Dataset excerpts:
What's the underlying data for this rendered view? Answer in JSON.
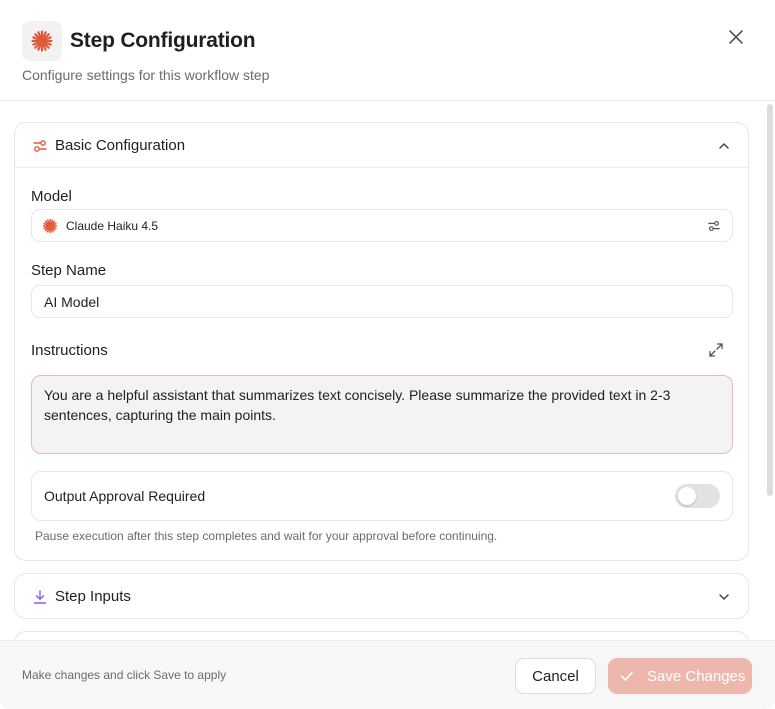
{
  "header": {
    "title": "Step Configuration",
    "subtitle": "Configure settings for this workflow step",
    "close_icon": "close-icon"
  },
  "colors": {
    "accent": "#e05a3a",
    "inputs_icon": "#8b5cf6",
    "save_disabled": "#eeb7ad",
    "instructions_border": "#e8b9bf"
  },
  "basic": {
    "title": "Basic Configuration",
    "model_label": "Model",
    "model_value": "Claude Haiku 4.5",
    "step_name_label": "Step Name",
    "step_name_value": "AI Model",
    "instructions_label": "Instructions",
    "instructions_value": "You are a helpful assistant that summarizes text concisely. Please summarize the provided text in 2-3 sentences, capturing the main points.",
    "approval_label": "Output Approval Required",
    "approval_enabled": false,
    "approval_help": "Pause execution after this step completes and wait for your approval before continuing."
  },
  "inputs": {
    "title": "Step Inputs"
  },
  "footer": {
    "hint": "Make changes and click Save to apply",
    "cancel_label": "Cancel",
    "save_label": "Save Changes"
  }
}
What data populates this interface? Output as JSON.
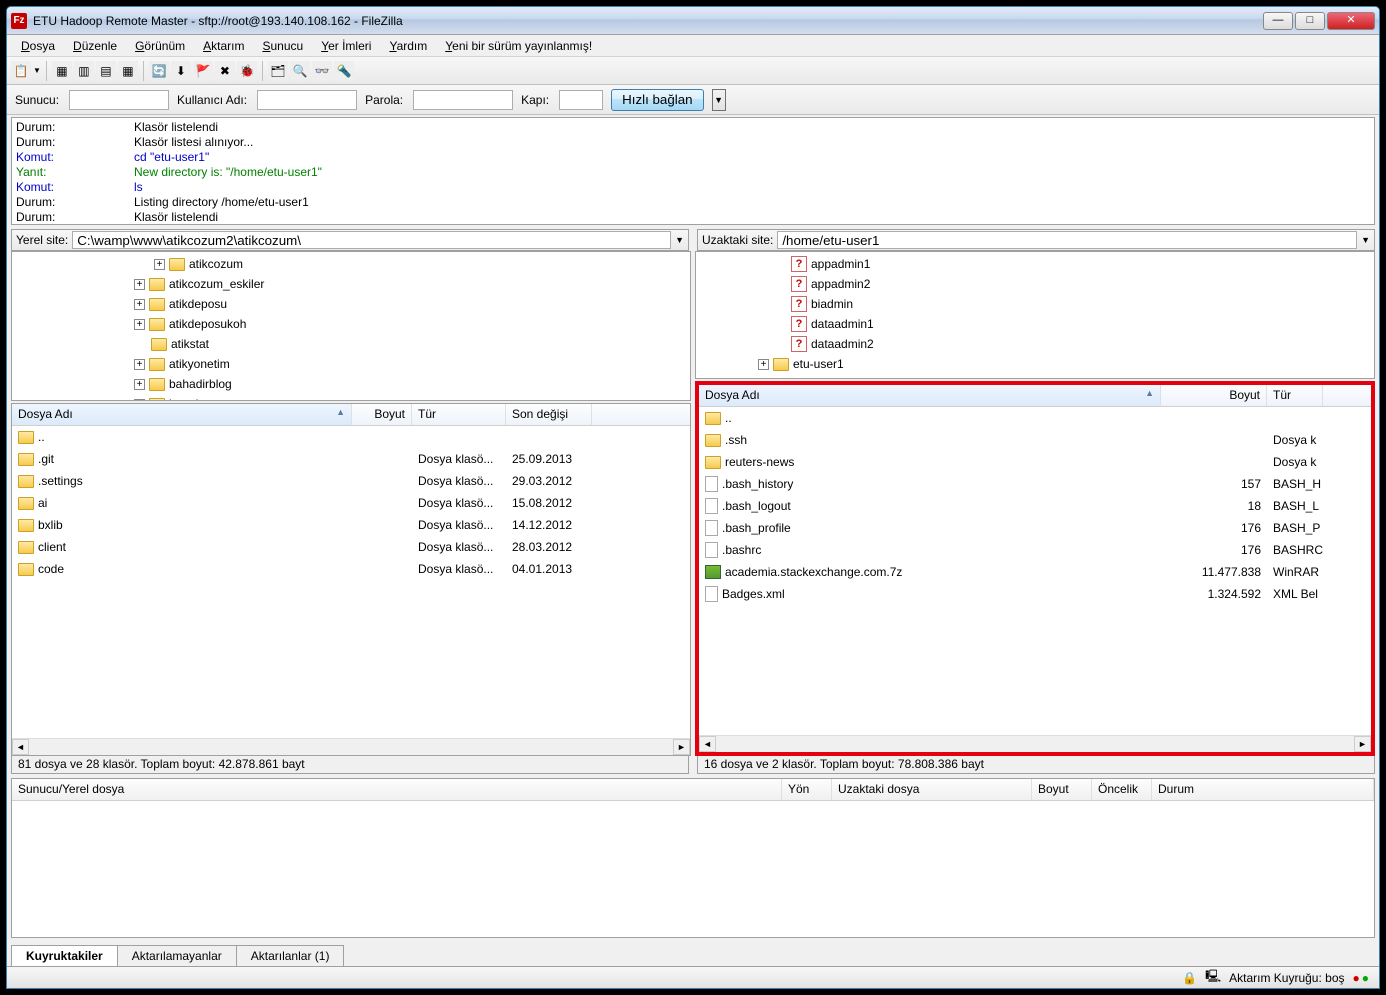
{
  "window": {
    "title": "ETU Hadoop Remote Master - sftp://root@193.140.108.162 - FileZilla"
  },
  "menubar": [
    "Dosya",
    "Düzenle",
    "Görünüm",
    "Aktarım",
    "Sunucu",
    "Yer İmleri",
    "Yardım",
    "Yeni bir sürüm yayınlanmış!"
  ],
  "connect": {
    "host_label": "Sunucu:",
    "user_label": "Kullanıcı Adı:",
    "pass_label": "Parola:",
    "port_label": "Kapı:",
    "quick_btn": "Hızlı bağlan"
  },
  "log": [
    {
      "cls": "",
      "k": "Durum:",
      "v": "Klasör listelendi"
    },
    {
      "cls": "",
      "k": "Durum:",
      "v": "Klasör listesi alınıyor..."
    },
    {
      "cls": "log-blue",
      "k": "Komut:",
      "v": "cd \"etu-user1\""
    },
    {
      "cls": "log-green",
      "k": "Yanıt:",
      "v": "New directory is: \"/home/etu-user1\""
    },
    {
      "cls": "log-blue",
      "k": "Komut:",
      "v": "ls"
    },
    {
      "cls": "",
      "k": "Durum:",
      "v": "Listing directory /home/etu-user1"
    },
    {
      "cls": "",
      "k": "Durum:",
      "v": "Klasör listelendi"
    }
  ],
  "local": {
    "site_label": "Yerel site:",
    "path": "C:\\wamp\\www\\atikcozum2\\atikcozum\\",
    "tree": [
      {
        "tw": "+",
        "name": "atikcozum",
        "indent": 140
      },
      {
        "tw": "+",
        "name": "atikcozum_eskiler",
        "indent": 120
      },
      {
        "tw": "+",
        "name": "atikdeposu",
        "indent": 120
      },
      {
        "tw": "+",
        "name": "atikdeposukoh",
        "indent": 120
      },
      {
        "tw": "",
        "name": "atikstat",
        "indent": 120
      },
      {
        "tw": "+",
        "name": "atikyonetim",
        "indent": 120
      },
      {
        "tw": "+",
        "name": "bahadirblog",
        "indent": 120
      },
      {
        "tw": "+",
        "name": "beegle",
        "indent": 120
      }
    ],
    "cols": {
      "name": "Dosya Adı",
      "size": "Boyut",
      "type": "Tür",
      "mod": "Son değişi"
    },
    "files": [
      {
        "icon": "folder",
        "name": "..",
        "size": "",
        "type": "",
        "mod": ""
      },
      {
        "icon": "folder",
        "name": ".git",
        "size": "",
        "type": "Dosya klasö...",
        "mod": "25.09.2013"
      },
      {
        "icon": "folder",
        "name": ".settings",
        "size": "",
        "type": "Dosya klasö...",
        "mod": "29.03.2012"
      },
      {
        "icon": "folder",
        "name": "ai",
        "size": "",
        "type": "Dosya klasö...",
        "mod": "15.08.2012"
      },
      {
        "icon": "folder",
        "name": "bxlib",
        "size": "",
        "type": "Dosya klasö...",
        "mod": "14.12.2012"
      },
      {
        "icon": "folder",
        "name": "client",
        "size": "",
        "type": "Dosya klasö...",
        "mod": "28.03.2012"
      },
      {
        "icon": "folder",
        "name": "code",
        "size": "",
        "type": "Dosya klasö...",
        "mod": "04.01.2013"
      }
    ],
    "status": "81 dosya ve 28 klasör. Toplam boyut: 42.878.861 bayt"
  },
  "remote": {
    "site_label": "Uzaktaki site:",
    "path": "/home/etu-user1",
    "tree": [
      {
        "tw": "",
        "icon": "?",
        "name": "appadmin1",
        "indent": 76
      },
      {
        "tw": "",
        "icon": "?",
        "name": "appadmin2",
        "indent": 76
      },
      {
        "tw": "",
        "icon": "?",
        "name": "biadmin",
        "indent": 76
      },
      {
        "tw": "",
        "icon": "?",
        "name": "dataadmin1",
        "indent": 76
      },
      {
        "tw": "",
        "icon": "?",
        "name": "dataadmin2",
        "indent": 76
      },
      {
        "tw": "+",
        "icon": "f",
        "name": "etu-user1",
        "indent": 60
      }
    ],
    "cols": {
      "name": "Dosya Adı",
      "size": "Boyut",
      "type": "Tür"
    },
    "files": [
      {
        "icon": "folder",
        "name": "..",
        "size": "",
        "type": ""
      },
      {
        "icon": "folder",
        "name": ".ssh",
        "size": "",
        "type": "Dosya k"
      },
      {
        "icon": "folder",
        "name": "reuters-news",
        "size": "",
        "type": "Dosya k"
      },
      {
        "icon": "file",
        "name": ".bash_history",
        "size": "157",
        "type": "BASH_H"
      },
      {
        "icon": "file",
        "name": ".bash_logout",
        "size": "18",
        "type": "BASH_L"
      },
      {
        "icon": "file",
        "name": ".bash_profile",
        "size": "176",
        "type": "BASH_P"
      },
      {
        "icon": "file",
        "name": ".bashrc",
        "size": "176",
        "type": "BASHRC"
      },
      {
        "icon": "archive",
        "name": "academia.stackexchange.com.7z",
        "size": "11.477.838",
        "type": "WinRAR"
      },
      {
        "icon": "file",
        "name": "Badges.xml",
        "size": "1.324.592",
        "type": "XML Bel"
      }
    ],
    "status": "16 dosya ve 2 klasör. Toplam boyut: 78.808.386 bayt"
  },
  "queue": {
    "cols": [
      "Sunucu/Yerel dosya",
      "Yön",
      "Uzaktaki dosya",
      "Boyut",
      "Öncelik",
      "Durum"
    ],
    "tabs": [
      "Kuyruktakiler",
      "Aktarılamayanlar",
      "Aktarılanlar (1)"
    ]
  },
  "statusbar": {
    "text": "Aktarım Kuyruğu: boş"
  }
}
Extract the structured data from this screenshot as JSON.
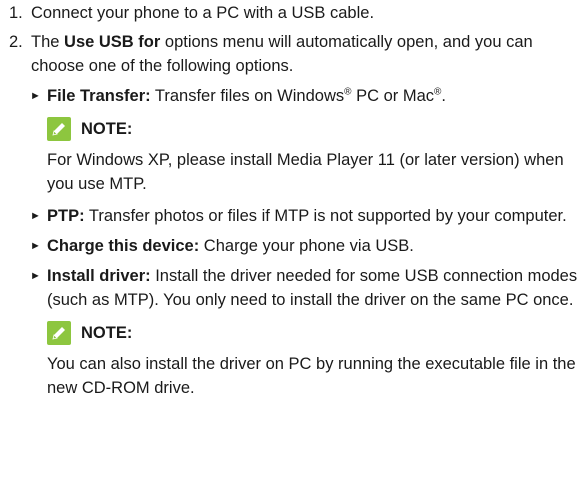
{
  "steps": [
    {
      "num": "1.",
      "text": "Connect your phone to a PC with a USB cable."
    },
    {
      "num": "2.",
      "pre": "The ",
      "bold": "Use USB for",
      "post": " options menu will automatically open, and you can choose one of the following options."
    }
  ],
  "options": {
    "file_transfer": {
      "label": "File Transfer:",
      "text_a": " Transfer files on Windows",
      "reg1": "®",
      "text_b": " PC or Mac",
      "reg2": "®",
      "text_c": "."
    },
    "note1": {
      "label": "NOTE:",
      "text": "For Windows XP, please install Media Player 11 (or later version) when you use MTP."
    },
    "ptp": {
      "label": "PTP:",
      "text": " Transfer photos or files if MTP is not supported by your computer."
    },
    "charge": {
      "label": "Charge this device:",
      "text": " Charge your phone via USB."
    },
    "install_driver": {
      "label": "Install driver:",
      "text": " Install the driver needed for some USB connection modes (such as MTP). You only need to install the driver on the same PC once."
    },
    "note2": {
      "label": "NOTE:",
      "text": "You can also install the driver on PC by running the executable file in the new CD-ROM drive."
    }
  },
  "bullet_glyph": "►",
  "icon": {
    "name": "pencil-icon",
    "color": "#8dc63f"
  }
}
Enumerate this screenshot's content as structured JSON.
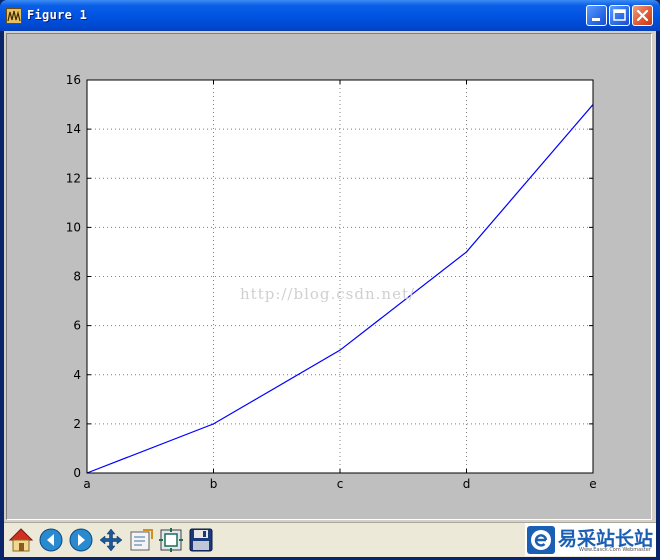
{
  "window": {
    "title": "Figure 1",
    "app_icon": "matplotlib-figure-icon",
    "buttons": {
      "minimize": "minimize-icon",
      "maximize": "maximize-icon",
      "close": "close-icon"
    }
  },
  "toolbar": {
    "tools": [
      {
        "name": "home",
        "icon": "home-icon"
      },
      {
        "name": "back",
        "icon": "arrow-left-icon"
      },
      {
        "name": "forward",
        "icon": "arrow-right-icon"
      },
      {
        "name": "pan",
        "icon": "move-arrows-icon"
      },
      {
        "name": "zoom",
        "icon": "zoom-rect-icon"
      },
      {
        "name": "subplots",
        "icon": "subplots-config-icon"
      },
      {
        "name": "save",
        "icon": "floppy-disk-icon"
      }
    ]
  },
  "watermark": {
    "blog_url": "http://blog.csdn.net/",
    "logo_text": "易采站长站",
    "logo_sub": "Www.Easck.Com  Webmaster"
  },
  "colors": {
    "line": "#0000ff",
    "canvas_bg": "#bfbfbf",
    "plot_bg": "#ffffff",
    "grid": "#7f7f7f"
  },
  "chart_data": {
    "type": "line",
    "categories": [
      "a",
      "b",
      "c",
      "d",
      "e"
    ],
    "series": [
      {
        "values": [
          0,
          2,
          5,
          9,
          15
        ]
      }
    ],
    "yticks": [
      "0",
      "2",
      "4",
      "6",
      "8",
      "10",
      "12",
      "14",
      "16"
    ],
    "ylim": [
      0,
      16
    ],
    "grid": true,
    "title": "",
    "xlabel": "",
    "ylabel": ""
  }
}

*Task directions*. Copy and report every line where the word "screenshot" is present.

*Answer below*.
Extract the structured data from this screenshot as JSON.
Enumerate this screenshot's content as structured JSON.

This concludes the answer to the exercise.